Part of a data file

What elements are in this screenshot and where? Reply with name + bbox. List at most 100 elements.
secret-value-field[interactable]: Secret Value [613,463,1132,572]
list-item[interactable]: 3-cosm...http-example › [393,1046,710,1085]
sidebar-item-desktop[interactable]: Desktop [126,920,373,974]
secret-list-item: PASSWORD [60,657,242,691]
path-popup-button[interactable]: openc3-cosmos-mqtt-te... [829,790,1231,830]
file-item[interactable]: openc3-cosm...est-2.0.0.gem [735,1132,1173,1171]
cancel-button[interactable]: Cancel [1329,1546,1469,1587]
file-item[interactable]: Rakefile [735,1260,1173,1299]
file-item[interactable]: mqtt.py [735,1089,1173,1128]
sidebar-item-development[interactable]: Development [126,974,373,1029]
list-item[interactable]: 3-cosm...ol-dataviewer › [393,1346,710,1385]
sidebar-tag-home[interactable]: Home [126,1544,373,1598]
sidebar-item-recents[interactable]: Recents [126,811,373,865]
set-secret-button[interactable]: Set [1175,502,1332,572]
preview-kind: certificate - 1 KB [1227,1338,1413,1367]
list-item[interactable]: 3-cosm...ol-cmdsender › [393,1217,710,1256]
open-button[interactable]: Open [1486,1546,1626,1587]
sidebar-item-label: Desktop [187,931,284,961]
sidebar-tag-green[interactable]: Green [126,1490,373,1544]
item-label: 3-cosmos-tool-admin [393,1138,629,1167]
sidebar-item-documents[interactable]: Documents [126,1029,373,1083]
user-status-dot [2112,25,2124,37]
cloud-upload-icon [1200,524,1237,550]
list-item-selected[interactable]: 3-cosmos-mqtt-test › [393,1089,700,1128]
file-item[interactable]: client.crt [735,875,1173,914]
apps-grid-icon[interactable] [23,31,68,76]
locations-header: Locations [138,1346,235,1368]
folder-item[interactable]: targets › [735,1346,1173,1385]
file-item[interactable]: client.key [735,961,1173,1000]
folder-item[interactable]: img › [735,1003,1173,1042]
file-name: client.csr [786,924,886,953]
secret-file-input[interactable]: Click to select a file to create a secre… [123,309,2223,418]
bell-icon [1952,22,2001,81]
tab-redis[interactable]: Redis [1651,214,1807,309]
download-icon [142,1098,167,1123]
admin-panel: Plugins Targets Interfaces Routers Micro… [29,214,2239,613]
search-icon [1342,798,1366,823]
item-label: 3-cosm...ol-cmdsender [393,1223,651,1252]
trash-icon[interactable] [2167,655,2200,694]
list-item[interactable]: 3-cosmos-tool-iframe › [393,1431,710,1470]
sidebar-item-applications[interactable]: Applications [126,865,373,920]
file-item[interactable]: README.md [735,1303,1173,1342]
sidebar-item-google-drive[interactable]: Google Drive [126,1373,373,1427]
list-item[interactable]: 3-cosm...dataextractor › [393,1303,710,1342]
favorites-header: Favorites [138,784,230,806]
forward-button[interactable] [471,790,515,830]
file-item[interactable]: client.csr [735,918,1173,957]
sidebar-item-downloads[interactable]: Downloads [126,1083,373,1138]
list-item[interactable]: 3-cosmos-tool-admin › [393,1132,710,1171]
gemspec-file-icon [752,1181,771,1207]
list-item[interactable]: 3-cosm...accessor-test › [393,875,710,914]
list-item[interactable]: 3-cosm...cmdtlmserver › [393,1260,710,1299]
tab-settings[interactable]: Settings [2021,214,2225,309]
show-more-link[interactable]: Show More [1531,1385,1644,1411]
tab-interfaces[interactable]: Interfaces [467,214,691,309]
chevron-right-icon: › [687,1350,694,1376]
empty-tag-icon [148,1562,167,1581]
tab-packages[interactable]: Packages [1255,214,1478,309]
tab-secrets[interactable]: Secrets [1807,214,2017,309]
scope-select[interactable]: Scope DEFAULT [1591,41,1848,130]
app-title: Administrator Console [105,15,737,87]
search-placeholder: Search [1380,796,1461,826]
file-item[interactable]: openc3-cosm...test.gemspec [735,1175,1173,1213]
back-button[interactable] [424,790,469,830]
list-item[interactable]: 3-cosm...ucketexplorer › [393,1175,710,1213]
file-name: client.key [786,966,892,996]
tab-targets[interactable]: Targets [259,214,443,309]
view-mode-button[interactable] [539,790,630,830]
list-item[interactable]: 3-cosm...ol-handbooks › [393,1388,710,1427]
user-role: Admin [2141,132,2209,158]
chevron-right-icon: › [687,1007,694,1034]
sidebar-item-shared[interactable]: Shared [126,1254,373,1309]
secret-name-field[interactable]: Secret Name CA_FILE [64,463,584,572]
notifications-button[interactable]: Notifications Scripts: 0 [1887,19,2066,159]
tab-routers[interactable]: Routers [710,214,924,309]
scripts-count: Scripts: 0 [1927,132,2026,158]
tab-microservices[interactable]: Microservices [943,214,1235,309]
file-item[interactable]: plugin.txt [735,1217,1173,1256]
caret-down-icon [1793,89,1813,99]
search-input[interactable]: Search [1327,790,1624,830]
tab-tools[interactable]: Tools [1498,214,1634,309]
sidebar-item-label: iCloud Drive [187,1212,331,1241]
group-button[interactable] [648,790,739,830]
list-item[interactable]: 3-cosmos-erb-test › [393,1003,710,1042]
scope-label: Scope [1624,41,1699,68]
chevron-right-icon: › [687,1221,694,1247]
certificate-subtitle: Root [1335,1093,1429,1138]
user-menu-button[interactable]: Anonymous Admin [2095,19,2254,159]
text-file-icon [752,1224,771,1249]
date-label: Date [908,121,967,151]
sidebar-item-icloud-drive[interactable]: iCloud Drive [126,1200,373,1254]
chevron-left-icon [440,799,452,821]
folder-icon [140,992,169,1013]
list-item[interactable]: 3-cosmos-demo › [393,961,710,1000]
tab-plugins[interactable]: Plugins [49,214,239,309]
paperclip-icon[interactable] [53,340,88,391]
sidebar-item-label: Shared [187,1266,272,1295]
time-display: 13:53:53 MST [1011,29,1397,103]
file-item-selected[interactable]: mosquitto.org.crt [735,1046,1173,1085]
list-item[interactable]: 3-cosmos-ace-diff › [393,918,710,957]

_Instructions for the task_: Edit the records from the first line up to and including the line with "preview-kind: certificate - 1", replacing "Rakefile" with "Gemfile" and leaving everything else unchanged.

_Answer_:
What elements are in this screenshot and where? Reply with name + bbox. List at most 100 elements.
secret-value-field[interactable]: Secret Value [613,463,1132,572]
list-item[interactable]: 3-cosm...http-example › [393,1046,710,1085]
sidebar-item-desktop[interactable]: Desktop [126,920,373,974]
secret-list-item: PASSWORD [60,657,242,691]
path-popup-button[interactable]: openc3-cosmos-mqtt-te... [829,790,1231,830]
file-item[interactable]: openc3-cosm...est-2.0.0.gem [735,1132,1173,1171]
cancel-button[interactable]: Cancel [1329,1546,1469,1587]
file-item[interactable]: Gemfile [735,1260,1173,1299]
file-item[interactable]: mqtt.py [735,1089,1173,1128]
sidebar-item-development[interactable]: Development [126,974,373,1029]
list-item[interactable]: 3-cosm...ol-dataviewer › [393,1346,710,1385]
sidebar-tag-home[interactable]: Home [126,1544,373,1598]
sidebar-item-recents[interactable]: Recents [126,811,373,865]
set-secret-button[interactable]: Set [1175,502,1332,572]
preview-kind: certificate - 1 KB [1227,1338,1413,1367]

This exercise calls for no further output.